Figure record listings:
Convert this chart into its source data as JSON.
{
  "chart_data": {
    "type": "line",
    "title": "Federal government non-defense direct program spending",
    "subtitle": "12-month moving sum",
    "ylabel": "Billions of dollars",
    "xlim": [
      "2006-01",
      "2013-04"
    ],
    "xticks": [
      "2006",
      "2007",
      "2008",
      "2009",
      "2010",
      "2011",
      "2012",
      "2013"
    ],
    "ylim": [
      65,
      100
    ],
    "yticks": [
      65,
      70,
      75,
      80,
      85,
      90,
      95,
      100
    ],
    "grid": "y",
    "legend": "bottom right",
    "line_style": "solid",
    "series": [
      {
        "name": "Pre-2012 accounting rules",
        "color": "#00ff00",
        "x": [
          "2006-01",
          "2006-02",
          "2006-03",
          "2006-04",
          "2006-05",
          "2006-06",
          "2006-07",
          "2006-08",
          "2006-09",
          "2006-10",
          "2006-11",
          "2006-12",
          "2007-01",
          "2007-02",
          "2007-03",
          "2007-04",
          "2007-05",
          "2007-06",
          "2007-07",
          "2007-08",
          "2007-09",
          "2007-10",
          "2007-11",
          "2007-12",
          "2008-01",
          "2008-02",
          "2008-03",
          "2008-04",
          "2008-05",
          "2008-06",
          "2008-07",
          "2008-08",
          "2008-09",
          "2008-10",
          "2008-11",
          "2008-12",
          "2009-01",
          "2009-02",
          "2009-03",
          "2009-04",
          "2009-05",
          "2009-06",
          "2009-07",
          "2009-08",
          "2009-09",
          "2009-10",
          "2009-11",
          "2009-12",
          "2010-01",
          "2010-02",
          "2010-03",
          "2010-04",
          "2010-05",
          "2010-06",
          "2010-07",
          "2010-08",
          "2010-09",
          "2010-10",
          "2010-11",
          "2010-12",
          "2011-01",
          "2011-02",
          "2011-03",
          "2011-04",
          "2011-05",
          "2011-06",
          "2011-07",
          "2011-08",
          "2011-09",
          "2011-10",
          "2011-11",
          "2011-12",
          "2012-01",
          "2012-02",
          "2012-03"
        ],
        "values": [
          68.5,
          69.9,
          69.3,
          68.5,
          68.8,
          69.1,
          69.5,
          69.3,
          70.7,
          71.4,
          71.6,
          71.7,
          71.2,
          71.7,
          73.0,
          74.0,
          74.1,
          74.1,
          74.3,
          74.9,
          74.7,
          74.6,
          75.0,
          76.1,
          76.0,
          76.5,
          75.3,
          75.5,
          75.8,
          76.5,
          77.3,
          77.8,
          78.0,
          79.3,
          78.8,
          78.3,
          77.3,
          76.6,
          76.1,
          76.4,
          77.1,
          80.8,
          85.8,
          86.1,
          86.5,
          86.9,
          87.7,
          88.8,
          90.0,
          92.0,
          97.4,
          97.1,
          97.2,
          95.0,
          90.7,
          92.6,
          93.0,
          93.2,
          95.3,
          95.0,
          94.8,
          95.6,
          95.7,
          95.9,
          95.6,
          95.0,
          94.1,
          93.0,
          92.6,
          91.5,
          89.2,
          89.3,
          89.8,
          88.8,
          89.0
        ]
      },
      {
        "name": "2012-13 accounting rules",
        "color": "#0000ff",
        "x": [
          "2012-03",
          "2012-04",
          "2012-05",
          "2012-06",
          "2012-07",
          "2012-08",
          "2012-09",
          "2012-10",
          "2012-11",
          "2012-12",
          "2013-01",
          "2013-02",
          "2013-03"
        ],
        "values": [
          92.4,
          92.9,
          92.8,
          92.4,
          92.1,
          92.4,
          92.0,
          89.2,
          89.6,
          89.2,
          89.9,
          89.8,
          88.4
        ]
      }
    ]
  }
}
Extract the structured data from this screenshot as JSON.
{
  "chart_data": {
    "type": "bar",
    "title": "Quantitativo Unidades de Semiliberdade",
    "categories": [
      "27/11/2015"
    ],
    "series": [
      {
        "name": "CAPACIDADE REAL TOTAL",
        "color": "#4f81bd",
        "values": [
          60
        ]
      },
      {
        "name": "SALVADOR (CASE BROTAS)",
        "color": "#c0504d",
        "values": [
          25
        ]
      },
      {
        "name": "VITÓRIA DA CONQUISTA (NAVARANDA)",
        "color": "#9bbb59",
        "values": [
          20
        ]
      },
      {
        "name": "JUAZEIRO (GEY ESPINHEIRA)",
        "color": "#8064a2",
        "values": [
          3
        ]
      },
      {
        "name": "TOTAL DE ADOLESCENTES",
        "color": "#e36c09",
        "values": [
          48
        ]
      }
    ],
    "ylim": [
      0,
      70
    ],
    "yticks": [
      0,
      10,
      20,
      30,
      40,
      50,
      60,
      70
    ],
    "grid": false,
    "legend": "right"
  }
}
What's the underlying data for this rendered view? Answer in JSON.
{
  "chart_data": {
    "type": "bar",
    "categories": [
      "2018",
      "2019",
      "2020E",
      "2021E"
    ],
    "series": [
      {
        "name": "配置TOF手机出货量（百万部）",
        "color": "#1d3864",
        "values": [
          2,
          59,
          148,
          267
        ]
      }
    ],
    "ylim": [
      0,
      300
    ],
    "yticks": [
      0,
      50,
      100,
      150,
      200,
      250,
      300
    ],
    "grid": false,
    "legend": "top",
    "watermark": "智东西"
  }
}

- [What this task involves] Extract the data in full. Keep it word for word.

- [The result]
Convert this chart into its source data as JSON.
{
  "chart_data": {
    "type": "line",
    "title": "Federal government non-defense direct program spending",
    "subtitle": "12-month moving sum",
    "ylabel": "Billions of dollars",
    "xlim": [
      "2006-01",
      "2013-04"
    ],
    "xticks": [
      "2006",
      "2007",
      "2008",
      "2009",
      "2010",
      "2011",
      "2012",
      "2013"
    ],
    "ylim": [
      65,
      100
    ],
    "yticks": [
      65,
      70,
      75,
      80,
      85,
      90,
      95,
      100
    ],
    "grid": "y",
    "legend": "bottom right",
    "line_style": "solid",
    "series": [
      {
        "name": "Pre-2012 accounting rules",
        "color": "#00ff00",
        "x": [
          "2006-01",
          "2006-02",
          "2006-03",
          "2006-04",
          "2006-05",
          "2006-06",
          "2006-07",
          "2006-08",
          "2006-09",
          "2006-10",
          "2006-11",
          "2006-12",
          "2007-01",
          "2007-02",
          "2007-03",
          "2007-04",
          "2007-05",
          "2007-06",
          "2007-07",
          "2007-08",
          "2007-09",
          "2007-10",
          "2007-11",
          "2007-12",
          "2008-01",
          "2008-02",
          "2008-03",
          "2008-04",
          "2008-05",
          "2008-06",
          "2008-07",
          "2008-08",
          "2008-09",
          "2008-10",
          "2008-11",
          "2008-12",
          "2009-01",
          "2009-02",
          "2009-03",
          "2009-04",
          "2009-05",
          "2009-06",
          "2009-07",
          "2009-08",
          "2009-09",
          "2009-10",
          "2009-11",
          "2009-12",
          "2010-01",
          "2010-02",
          "2010-03",
          "2010-04",
          "2010-05",
          "2010-06",
          "2010-07",
          "2010-08",
          "2010-09",
          "2010-10",
          "2010-11",
          "2010-12",
          "2011-01",
          "2011-02",
          "2011-03",
          "2011-04",
          "2011-05",
          "2011-06",
          "2011-07",
          "2011-08",
          "2011-09",
          "2011-10",
          "2011-11",
          "2011-12",
          "2012-01",
          "2012-02",
          "2012-03"
        ],
        "values": [
          68.5,
          69.9,
          69.3,
          68.5,
          68.8,
          69.1,
          69.5,
          69.3,
          70.7,
          71.4,
          71.6,
          71.7,
          71.2,
          71.7,
          73.0,
          74.0,
          74.1,
          74.1,
          74.3,
          74.9,
          74.7,
          74.6,
          75.0,
          76.1,
          76.0,
          76.5,
          75.3,
          75.5,
          75.8,
          76.5,
          77.3,
          77.8,
          78.0,
          79.3,
          78.8,
          78.3,
          77.3,
          76.6,
          76.1,
          76.4,
          77.1,
          80.8,
          85.8,
          86.1,
          86.5,
          86.9,
          87.7,
          88.8,
          90.0,
          92.0,
          97.4,
          97.1,
          97.2,
          95.0,
          90.7,
          92.6,
          93.0,
          93.2,
          95.3,
          95.0,
          94.8,
          95.6,
          95.7,
          95.9,
          95.6,
          95.0,
          94.1,
          93.0,
          92.6,
          91.5,
          89.2,
          89.3,
          89.8,
          88.8,
          89.0
        ]
      },
      {
        "name": "2012-13 accounting rules",
        "color": "#0000ff",
        "x": [
          "2012-03",
          "2012-04",
          "2012-05",
          "2012-06",
          "2012-07",
          "2012-08",
          "2012-09",
          "2012-10",
          "2012-11",
          "2012-12",
          "2013-01",
          "2013-02",
          "2013-03"
        ],
        "values": [
          92.4,
          92.9,
          92.8,
          92.4,
          92.1,
          92.4,
          92.0,
          89.2,
          89.6,
          89.2,
          89.9,
          89.8,
          88.4
        ]
      }
    ]
  }
}
Extract the structured data from this screenshot as JSON.
{
  "chart_data": {
    "type": "bar",
    "title": "Quantitativo Unidades de Semiliberdade",
    "categories": [
      "27/11/2015"
    ],
    "series": [
      {
        "name": "CAPACIDADE REAL TOTAL",
        "color": "#4f81bd",
        "values": [
          60
        ]
      },
      {
        "name": "SALVADOR (CASE BROTAS)",
        "color": "#c0504d",
        "values": [
          25
        ]
      },
      {
        "name": "VITÓRIA DA CONQUISTA (NAVARANDA)",
        "color": "#9bbb59",
        "values": [
          20
        ]
      },
      {
        "name": "JUAZEIRO (GEY ESPINHEIRA)",
        "color": "#8064a2",
        "values": [
          3
        ]
      },
      {
        "name": "TOTAL DE ADOLESCENTES",
        "color": "#e36c09",
        "values": [
          48
        ]
      }
    ],
    "ylim": [
      0,
      70
    ],
    "yticks": [
      0,
      10,
      20,
      30,
      40,
      50,
      60,
      70
    ],
    "grid": false,
    "legend": "right"
  }
}
What's the underlying data for this rendered view? Answer in JSON.
{
  "chart_data": {
    "type": "bar",
    "categories": [
      "2018",
      "2019",
      "2020E",
      "2021E"
    ],
    "series": [
      {
        "name": "配置TOF手机出货量（百万部）",
        "color": "#1d3864",
        "values": [
          2,
          59,
          148,
          267
        ]
      }
    ],
    "ylim": [
      0,
      300
    ],
    "yticks": [
      0,
      50,
      100,
      150,
      200,
      250,
      300
    ],
    "grid": false,
    "legend": "top",
    "watermark": "智东西"
  }
}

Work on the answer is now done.